[Required work] Please quote every line word for word.

[Information supplied]

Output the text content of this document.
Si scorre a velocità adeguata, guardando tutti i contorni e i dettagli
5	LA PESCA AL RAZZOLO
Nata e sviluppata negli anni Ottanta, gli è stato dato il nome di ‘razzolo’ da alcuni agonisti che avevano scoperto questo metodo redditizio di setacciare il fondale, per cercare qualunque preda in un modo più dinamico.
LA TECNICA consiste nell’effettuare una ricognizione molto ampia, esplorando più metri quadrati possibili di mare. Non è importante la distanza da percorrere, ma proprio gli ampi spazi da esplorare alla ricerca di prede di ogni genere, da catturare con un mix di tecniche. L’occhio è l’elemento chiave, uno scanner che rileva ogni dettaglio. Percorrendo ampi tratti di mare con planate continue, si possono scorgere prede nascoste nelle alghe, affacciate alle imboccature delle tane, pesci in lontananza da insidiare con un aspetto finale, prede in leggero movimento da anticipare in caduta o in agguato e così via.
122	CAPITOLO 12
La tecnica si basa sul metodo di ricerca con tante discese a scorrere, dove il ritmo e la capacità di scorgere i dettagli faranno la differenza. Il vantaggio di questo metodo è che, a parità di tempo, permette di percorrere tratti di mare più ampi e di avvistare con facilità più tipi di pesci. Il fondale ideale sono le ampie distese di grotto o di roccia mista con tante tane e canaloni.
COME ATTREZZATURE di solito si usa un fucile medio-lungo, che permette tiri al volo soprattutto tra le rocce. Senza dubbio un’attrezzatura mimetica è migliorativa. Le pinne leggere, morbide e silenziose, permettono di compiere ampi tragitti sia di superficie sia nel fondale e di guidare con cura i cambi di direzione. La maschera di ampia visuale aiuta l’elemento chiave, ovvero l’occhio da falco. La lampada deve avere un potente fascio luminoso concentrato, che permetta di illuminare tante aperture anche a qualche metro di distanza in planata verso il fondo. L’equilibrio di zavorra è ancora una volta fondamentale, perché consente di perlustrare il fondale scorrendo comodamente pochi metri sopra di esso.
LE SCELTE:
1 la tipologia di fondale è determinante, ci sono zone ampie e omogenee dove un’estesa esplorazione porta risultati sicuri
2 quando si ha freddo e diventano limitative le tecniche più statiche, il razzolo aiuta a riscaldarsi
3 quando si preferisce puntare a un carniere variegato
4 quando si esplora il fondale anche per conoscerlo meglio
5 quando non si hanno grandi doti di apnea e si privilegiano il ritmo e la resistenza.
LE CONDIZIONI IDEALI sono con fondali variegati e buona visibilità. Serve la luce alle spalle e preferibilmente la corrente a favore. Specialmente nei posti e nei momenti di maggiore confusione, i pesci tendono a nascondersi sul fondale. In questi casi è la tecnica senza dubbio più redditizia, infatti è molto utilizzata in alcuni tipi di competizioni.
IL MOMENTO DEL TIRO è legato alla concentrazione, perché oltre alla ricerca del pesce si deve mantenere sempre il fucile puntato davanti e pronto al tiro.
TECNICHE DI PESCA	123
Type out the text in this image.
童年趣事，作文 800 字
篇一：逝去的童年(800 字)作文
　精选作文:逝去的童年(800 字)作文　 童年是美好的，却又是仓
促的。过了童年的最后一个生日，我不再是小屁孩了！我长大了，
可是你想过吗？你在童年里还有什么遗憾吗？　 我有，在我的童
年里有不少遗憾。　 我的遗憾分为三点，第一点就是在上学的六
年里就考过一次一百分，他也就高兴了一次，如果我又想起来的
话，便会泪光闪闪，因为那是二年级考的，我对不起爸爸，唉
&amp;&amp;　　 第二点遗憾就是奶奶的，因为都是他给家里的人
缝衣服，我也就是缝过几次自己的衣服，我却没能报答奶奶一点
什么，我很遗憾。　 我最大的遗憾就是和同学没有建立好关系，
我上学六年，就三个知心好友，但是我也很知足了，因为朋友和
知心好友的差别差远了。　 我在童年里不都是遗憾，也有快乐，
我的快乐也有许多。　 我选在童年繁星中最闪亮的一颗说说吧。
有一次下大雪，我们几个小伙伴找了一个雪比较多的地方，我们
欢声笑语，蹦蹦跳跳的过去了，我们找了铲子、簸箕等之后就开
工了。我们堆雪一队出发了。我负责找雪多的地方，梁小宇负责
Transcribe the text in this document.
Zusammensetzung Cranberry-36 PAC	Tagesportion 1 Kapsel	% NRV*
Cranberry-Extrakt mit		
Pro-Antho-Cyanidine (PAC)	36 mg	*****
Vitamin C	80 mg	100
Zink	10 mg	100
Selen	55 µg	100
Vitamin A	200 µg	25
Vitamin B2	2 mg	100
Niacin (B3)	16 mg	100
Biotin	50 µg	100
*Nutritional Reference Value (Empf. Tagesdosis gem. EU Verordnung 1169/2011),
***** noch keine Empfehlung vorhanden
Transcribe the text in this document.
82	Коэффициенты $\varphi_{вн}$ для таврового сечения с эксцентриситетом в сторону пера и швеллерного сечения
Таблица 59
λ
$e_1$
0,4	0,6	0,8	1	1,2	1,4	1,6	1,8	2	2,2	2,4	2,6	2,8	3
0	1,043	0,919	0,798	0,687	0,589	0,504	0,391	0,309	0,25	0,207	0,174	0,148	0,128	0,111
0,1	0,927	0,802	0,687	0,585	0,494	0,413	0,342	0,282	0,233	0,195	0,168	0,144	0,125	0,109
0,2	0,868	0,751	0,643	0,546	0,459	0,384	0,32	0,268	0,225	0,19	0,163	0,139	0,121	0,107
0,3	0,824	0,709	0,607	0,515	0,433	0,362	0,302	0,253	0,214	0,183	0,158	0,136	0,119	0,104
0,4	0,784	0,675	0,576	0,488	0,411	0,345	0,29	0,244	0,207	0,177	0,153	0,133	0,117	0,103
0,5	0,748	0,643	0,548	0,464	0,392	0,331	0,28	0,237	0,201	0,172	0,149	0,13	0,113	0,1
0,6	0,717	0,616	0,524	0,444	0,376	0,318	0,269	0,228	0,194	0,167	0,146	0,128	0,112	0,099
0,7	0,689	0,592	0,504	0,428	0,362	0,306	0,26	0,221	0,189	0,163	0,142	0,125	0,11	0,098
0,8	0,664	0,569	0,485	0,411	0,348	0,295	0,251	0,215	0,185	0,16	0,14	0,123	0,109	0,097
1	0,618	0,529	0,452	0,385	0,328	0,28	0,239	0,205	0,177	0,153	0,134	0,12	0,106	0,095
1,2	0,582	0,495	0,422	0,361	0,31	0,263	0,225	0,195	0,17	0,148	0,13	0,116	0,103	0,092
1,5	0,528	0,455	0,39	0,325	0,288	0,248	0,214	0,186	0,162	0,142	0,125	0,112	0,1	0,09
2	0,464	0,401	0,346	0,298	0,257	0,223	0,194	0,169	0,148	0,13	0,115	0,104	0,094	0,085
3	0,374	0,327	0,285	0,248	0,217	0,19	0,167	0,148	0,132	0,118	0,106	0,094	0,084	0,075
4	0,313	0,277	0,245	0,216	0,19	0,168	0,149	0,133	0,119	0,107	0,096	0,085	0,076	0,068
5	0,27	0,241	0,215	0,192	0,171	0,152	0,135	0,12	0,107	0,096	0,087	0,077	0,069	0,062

[Completed exercise]
Output the text content of this document.
Si scorre a velocità adeguata, guardando tutti i contorni e i dettagli
5	LA PESCA AL RAZZOLO
Nata e sviluppata negli anni Ottanta, gli è stato dato il nome di ‘razzolo’ da alcuni agonisti che avevano scoperto questo metodo redditizio di setacciare il fondale, per cercare qualunque preda in un modo più dinamico.
LA TECNICA consiste nell’effettuare una ricognizione molto ampia, esplorando più metri quadrati possibili di mare. Non è importante la distanza da percorrere, ma proprio gli ampi spazi da esplorare alla ricerca di prede di ogni genere, da catturare con un mix di tecniche. L’occhio è l’elemento chiave, uno scanner che rileva ogni dettaglio. Percorrendo ampi tratti di mare con planate continue, si possono scorgere prede nascoste nelle alghe, affacciate alle imboccature delle tane, pesci in lontananza da insidiare con un aspetto finale, prede in leggero movimento da anticipare in caduta o in agguato e così via.
122	CAPITOLO 12
La tecnica si basa sul metodo di ricerca con tante discese a scorrere, dove il ritmo e la capacità di scorgere i dettagli faranno la differenza. Il vantaggio di questo metodo è che, a parità di tempo, permette di percorrere tratti di mare più ampi e di avvistare con facilità più tipi di pesci. Il fondale ideale sono le ampie distese di grotto o di roccia mista con tante tane e canaloni.
COME ATTREZZATURE di solito si usa un fucile medio-lungo, che permette tiri al volo soprattutto tra le rocce. Senza dubbio un’attrezzatura mimetica è migliorativa. Le pinne leggere, morbide e silenziose, permettono di compiere ampi tragitti sia di superficie sia nel fondale e di guidare con cura i cambi di direzione. La maschera di ampia visuale aiuta l’elemento chiave, ovvero l’occhio da falco. La lampada deve avere un potente fascio luminoso concentrato, che permetta di illuminare tante aperture anche a qualche metro di distanza in planata verso il fondo. L’equilibrio di zavorra è ancora una volta fondamentale, perché consente di perlustrare il fondale scorrendo comodamente pochi metri sopra di esso.
LE SCELTE:
1 la tipologia di fondale è determinante, ci sono zone ampie e omogenee dove un’estesa esplorazione porta risultati sicuri
2 quando si ha freddo e diventano limitative le tecniche più statiche, il razzolo aiuta a riscaldarsi
3 quando si preferisce puntare a un carniere variegato
4 quando si esplora il fondale anche per conoscerlo meglio
5 quando non si hanno grandi doti di apnea e si privilegiano il ritmo e la resistenza.
LE CONDIZIONI IDEALI sono con fondali variegati e buona visibilità. Serve la luce alle spalle e preferibilmente la corrente a favore. Specialmente nei posti e nei momenti di maggiore confusione, i pesci tendono a nascondersi sul fondale. In questi casi è la tecnica senza dubbio più redditizia, infatti è molto utilizzata in alcuni tipi di competizioni.
IL MOMENTO DEL TIRO è legato alla concentrazione, perché oltre alla ricerca del pesce si deve mantenere sempre il fucile puntato davanti e pronto al tiro.
TECNICHE DI PESCA	123
Type out the text in this image.
童年趣事，作文 800 字
篇一：逝去的童年(800 字)作文
　精选作文:逝去的童年(800 字)作文　 童年是美好的，却又是仓
促的。过了童年的最后一个生日，我不再是小屁孩了！我长大了，
可是你想过吗？你在童年里还有什么遗憾吗？　 我有，在我的童
年里有不少遗憾。　 我的遗憾分为三点，第一点就是在上学的六
年里就考过一次一百分，他也就高兴了一次，如果我又想起来的
话，便会泪光闪闪，因为那是二年级考的，我对不起爸爸，唉
&amp;&amp;　　 第二点遗憾就是奶奶的，因为都是他给家里的人
缝衣服，我也就是缝过几次自己的衣服，我却没能报答奶奶一点
什么，我很遗憾。　 我最大的遗憾就是和同学没有建立好关系，
我上学六年，就三个知心好友，但是我也很知足了，因为朋友和
知心好友的差别差远了。　 我在童年里不都是遗憾，也有快乐，
我的快乐也有许多。　 我选在童年繁星中最闪亮的一颗说说吧。
有一次下大雪，我们几个小伙伴找了一个雪比较多的地方，我们
欢声笑语，蹦蹦跳跳的过去了，我们找了铲子、簸箕等之后就开
工了。我们堆雪一队出发了。我负责找雪多的地方，梁小宇负责
Transcribe the text in this document.
Zusammensetzung Cranberry-36 PAC	Tagesportion 1 Kapsel	% NRV*
Cranberry-Extrakt mit		
Pro-Antho-Cyanidine (PAC)	36 mg	*****
Vitamin C	80 mg	100
Zink	10 mg	100
Selen	55 µg	100
Vitamin A	200 µg	25
Vitamin B2	2 mg	100
Niacin (B3)	16 mg	100
Biotin	50 µg	100
*Nutritional Reference Value (Empf. Tagesdosis gem. EU Verordnung 1169/2011),
***** noch keine Empfehlung vorhanden
Transcribe the text in this document.
82	Коэффициенты $\varphi_{вн}$ для таврового сечения с эксцентриситетом в сторону пера и швеллерного сечения
Таблица 59
λ
$e_1$
0,4	0,6	0,8	1	1,2	1,4	1,6	1,8	2	2,2	2,4	2,6	2,8	3
0	1,043	0,919	0,798	0,687	0,589	0,504	0,391	0,309	0,25	0,207	0,174	0,148	0,128	0,111
0,1	0,927	0,802	0,687	0,585	0,494	0,413	0,342	0,282	0,233	0,195	0,168	0,144	0,125	0,109
0,2	0,868	0,751	0,643	0,546	0,459	0,384	0,32	0,268	0,225	0,19	0,163	0,139	0,121	0,107
0,3	0,824	0,709	0,607	0,515	0,433	0,362	0,302	0,253	0,214	0,183	0,158	0,136	0,119	0,104
0,4	0,784	0,675	0,576	0,488	0,411	0,345	0,29	0,244	0,207	0,177	0,153	0,133	0,117	0,103
0,5	0,748	0,643	0,548	0,464	0,392	0,331	0,28	0,237	0,201	0,172	0,149	0,13	0,113	0,1
0,6	0,717	0,616	0,524	0,444	0,376	0,318	0,269	0,228	0,194	0,167	0,146	0,128	0,112	0,099
0,7	0,689	0,592	0,504	0,428	0,362	0,306	0,26	0,221	0,189	0,163	0,142	0,125	0,11	0,098
0,8	0,664	0,569	0,485	0,411	0,348	0,295	0,251	0,215	0,185	0,16	0,14	0,123	0,109	0,097
1	0,618	0,529	0,452	0,385	0,328	0,28	0,239	0,205	0,177	0,153	0,134	0,12	0,106	0,095
1,2	0,582	0,495	0,422	0,361	0,31	0,263	0,225	0,195	0,17	0,148	0,13	0,116	0,103	0,092
1,5	0,528	0,455	0,39	0,325	0,288	0,248	0,214	0,186	0,162	0,142	0,125	0,112	0,1	0,09
2	0,464	0,401	0,346	0,298	0,257	0,223	0,194	0,169	0,148	0,13	0,115	0,104	0,094	0,085
3	0,374	0,327	0,285	0,248	0,217	0,19	0,167	0,148	0,132	0,118	0,106	0,094	0,084	0,075
4	0,313	0,277	0,245	0,216	0,19	0,168	0,149	0,133	0,119	0,107	0,096	0,085	0,076	0,068
5	0,27	0,241	0,215	0,192	0,171	0,152	0,135	0,12	0,107	0,096	0,087	0,077	0,069	0,062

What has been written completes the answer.